┌─ Provided material

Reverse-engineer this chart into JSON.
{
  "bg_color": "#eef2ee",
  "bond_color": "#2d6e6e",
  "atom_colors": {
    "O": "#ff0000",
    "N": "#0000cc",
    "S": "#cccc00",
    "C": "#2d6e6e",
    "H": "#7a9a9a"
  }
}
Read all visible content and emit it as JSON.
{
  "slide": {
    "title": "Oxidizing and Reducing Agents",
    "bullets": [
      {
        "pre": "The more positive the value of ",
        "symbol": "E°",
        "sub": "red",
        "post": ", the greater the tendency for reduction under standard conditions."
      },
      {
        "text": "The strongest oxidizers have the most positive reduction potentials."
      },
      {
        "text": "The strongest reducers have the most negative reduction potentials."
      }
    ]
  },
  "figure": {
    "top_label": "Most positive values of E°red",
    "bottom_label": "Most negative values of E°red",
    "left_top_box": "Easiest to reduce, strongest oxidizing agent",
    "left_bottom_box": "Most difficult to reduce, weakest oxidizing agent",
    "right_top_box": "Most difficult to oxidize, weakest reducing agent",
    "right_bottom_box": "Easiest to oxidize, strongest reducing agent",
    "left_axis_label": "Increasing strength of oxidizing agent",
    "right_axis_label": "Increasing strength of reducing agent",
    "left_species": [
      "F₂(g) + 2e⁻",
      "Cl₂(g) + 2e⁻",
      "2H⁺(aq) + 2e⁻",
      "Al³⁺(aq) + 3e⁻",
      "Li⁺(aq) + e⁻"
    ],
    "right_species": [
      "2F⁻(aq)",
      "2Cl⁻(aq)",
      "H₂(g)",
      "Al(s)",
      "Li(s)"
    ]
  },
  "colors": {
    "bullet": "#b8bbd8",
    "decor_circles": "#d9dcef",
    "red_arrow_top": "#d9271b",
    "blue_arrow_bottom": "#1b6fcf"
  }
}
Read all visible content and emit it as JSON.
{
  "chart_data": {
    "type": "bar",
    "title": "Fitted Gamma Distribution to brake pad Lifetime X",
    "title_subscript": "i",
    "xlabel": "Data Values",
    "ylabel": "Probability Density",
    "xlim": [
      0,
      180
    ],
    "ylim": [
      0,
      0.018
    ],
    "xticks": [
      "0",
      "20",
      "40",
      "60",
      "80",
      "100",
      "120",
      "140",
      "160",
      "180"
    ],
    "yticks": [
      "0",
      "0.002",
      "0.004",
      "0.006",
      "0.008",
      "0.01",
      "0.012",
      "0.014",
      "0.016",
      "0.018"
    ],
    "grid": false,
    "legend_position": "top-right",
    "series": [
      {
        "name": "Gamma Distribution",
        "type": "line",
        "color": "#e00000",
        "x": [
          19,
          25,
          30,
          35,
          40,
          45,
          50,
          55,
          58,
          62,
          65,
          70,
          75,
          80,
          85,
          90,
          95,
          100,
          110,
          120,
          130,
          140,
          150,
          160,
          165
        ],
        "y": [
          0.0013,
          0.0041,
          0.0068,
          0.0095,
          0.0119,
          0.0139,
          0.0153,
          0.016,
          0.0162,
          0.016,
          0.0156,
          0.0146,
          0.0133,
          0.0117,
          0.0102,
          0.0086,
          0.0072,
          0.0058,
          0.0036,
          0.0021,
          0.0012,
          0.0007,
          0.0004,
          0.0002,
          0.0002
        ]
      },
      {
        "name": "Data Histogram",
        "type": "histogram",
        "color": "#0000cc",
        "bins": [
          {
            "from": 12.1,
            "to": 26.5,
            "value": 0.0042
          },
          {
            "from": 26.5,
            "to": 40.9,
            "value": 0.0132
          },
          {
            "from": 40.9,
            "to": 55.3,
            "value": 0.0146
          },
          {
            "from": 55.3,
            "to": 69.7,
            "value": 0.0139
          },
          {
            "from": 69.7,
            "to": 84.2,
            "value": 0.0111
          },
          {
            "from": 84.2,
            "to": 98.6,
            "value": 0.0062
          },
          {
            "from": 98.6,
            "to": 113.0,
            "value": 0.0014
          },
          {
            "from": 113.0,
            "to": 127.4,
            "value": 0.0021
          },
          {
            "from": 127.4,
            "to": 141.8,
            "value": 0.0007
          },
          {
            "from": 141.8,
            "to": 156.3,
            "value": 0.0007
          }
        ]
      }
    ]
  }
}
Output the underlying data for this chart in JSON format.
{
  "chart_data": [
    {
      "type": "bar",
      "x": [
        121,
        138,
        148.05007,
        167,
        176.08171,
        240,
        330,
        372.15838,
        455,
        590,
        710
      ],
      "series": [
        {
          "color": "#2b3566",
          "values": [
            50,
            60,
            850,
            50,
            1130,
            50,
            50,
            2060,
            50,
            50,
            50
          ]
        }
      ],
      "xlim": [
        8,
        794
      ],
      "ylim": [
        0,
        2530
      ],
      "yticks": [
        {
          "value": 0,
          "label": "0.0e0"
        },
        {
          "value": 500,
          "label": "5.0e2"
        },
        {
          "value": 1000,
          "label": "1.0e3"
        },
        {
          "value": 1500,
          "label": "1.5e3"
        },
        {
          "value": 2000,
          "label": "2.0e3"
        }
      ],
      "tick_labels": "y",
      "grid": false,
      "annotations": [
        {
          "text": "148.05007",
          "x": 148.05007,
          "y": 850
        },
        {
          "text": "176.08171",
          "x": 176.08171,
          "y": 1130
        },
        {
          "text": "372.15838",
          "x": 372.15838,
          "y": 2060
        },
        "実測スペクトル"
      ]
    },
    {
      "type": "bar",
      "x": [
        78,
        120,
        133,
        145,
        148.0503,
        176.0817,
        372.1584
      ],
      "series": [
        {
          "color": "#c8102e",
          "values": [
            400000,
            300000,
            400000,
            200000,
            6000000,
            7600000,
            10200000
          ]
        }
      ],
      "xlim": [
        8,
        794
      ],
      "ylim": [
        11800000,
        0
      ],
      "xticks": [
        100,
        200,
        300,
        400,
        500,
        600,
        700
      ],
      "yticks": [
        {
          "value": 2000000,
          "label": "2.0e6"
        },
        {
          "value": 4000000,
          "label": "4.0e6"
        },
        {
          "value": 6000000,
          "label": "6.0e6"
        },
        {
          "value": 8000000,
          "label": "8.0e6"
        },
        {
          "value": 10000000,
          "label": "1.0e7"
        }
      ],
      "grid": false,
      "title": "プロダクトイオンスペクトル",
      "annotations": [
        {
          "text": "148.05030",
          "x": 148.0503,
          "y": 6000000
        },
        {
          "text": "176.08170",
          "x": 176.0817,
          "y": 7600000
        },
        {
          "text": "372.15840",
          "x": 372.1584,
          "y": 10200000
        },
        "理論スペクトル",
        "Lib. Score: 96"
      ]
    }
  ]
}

└─

[Exercise aim] Across the entries, how many lines contain "reduction"? Reply with the number only.

[Reply] 3